:: Your task ::
Every record below is to be retyped exactly.

#### Material supplied

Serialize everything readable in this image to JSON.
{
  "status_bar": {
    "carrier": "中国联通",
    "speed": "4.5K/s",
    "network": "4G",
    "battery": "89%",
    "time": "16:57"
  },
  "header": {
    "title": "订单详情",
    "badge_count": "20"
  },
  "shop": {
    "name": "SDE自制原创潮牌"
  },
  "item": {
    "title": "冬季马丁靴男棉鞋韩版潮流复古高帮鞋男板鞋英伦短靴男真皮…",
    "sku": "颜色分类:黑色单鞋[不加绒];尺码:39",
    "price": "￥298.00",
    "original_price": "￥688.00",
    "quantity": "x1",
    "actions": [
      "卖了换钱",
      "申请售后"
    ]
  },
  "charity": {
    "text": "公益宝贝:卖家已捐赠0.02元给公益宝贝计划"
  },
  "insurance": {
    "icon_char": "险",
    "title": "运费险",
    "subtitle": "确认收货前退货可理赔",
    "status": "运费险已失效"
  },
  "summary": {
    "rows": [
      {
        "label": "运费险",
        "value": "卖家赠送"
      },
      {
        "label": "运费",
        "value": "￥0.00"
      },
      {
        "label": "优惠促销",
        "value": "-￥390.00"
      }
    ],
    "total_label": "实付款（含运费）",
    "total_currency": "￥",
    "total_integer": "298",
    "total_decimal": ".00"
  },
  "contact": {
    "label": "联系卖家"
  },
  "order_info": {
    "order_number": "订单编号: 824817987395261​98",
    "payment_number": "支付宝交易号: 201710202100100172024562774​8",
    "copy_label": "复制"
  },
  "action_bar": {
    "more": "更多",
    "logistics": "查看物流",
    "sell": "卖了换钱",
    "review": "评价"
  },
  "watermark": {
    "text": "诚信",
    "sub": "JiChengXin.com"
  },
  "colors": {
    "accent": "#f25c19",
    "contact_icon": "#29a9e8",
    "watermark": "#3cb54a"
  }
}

########

:: Output of the task ::
Serialize everything readable in this image to JSON.
{
  "status_bar": {
    "carrier": "中国联通",
    "speed": "4.5K/s",
    "network": "4G",
    "battery": "89%",
    "time": "16:57"
  },
  "header": {
    "title": "订单详情",
    "badge_count": "20"
  },
  "shop": {
    "name": "SDE自制原创潮牌"
  },
  "item": {
    "title": "冬季马丁靴男棉鞋韩版潮流复古高帮鞋男板鞋英伦短靴男真皮…",
    "sku": "颜色分类:黑色单鞋[不加绒];尺码:39",
    "price": "￥298.00",
    "original_price": "￥688.00",
    "quantity": "x1",
    "actions": [
      "卖了换钱",
      "申请售后"
    ]
  },
  "charity": {
    "text": "公益宝贝:卖家已捐赠0.02元给公益宝贝计划"
  },
  "insurance": {
    "icon_char": "险",
    "title": "运费险",
    "subtitle": "确认收货前退货可理赔",
    "status": "运费险已失效"
  },
  "summary": {
    "rows": [
      {
        "label": "运费险",
        "value": "卖家赠送"
      },
      {
        "label": "运费",
        "value": "￥0.00"
      },
      {
        "label": "优惠促销",
        "value": "-￥390.00"
      }
    ],
    "total_label": "实付款（含运费）",
    "total_currency": "￥",
    "total_integer": "298",
    "total_decimal": ".00"
  },
  "contact": {
    "label": "联系卖家"
  },
  "order_info": {
    "order_number": "订单编号: 824817987395261​98",
    "payment_number": "支付宝交易号: 201710202100100172024562774​8",
    "copy_label": "复制"
  },
  "action_bar": {
    "more": "更多",
    "logistics": "查看物流",
    "sell": "卖了换钱",
    "review": "评价"
  },
  "watermark": {
    "text": "诚信",
    "sub": "JiChengXin.com"
  },
  "colors": {
    "accent": "#f25c19",
    "contact_icon": "#29a9e8",
    "watermark": "#3cb54a"
  }
}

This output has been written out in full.